(Collection entries)
»»

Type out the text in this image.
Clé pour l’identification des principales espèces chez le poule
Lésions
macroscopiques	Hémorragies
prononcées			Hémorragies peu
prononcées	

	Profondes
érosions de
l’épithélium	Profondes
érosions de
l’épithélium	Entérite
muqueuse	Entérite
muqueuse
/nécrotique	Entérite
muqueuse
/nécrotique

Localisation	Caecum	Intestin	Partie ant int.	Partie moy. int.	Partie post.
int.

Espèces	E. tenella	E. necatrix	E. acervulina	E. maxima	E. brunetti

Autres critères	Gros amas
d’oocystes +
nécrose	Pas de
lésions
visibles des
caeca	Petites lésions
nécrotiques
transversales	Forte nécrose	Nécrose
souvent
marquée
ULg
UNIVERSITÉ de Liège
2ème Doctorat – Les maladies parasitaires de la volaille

««

- The request -
Filter the records above and return every line that holds the word "prononcées".

- Finished exercise -
prononcées			Hémorragies peu
prononcées	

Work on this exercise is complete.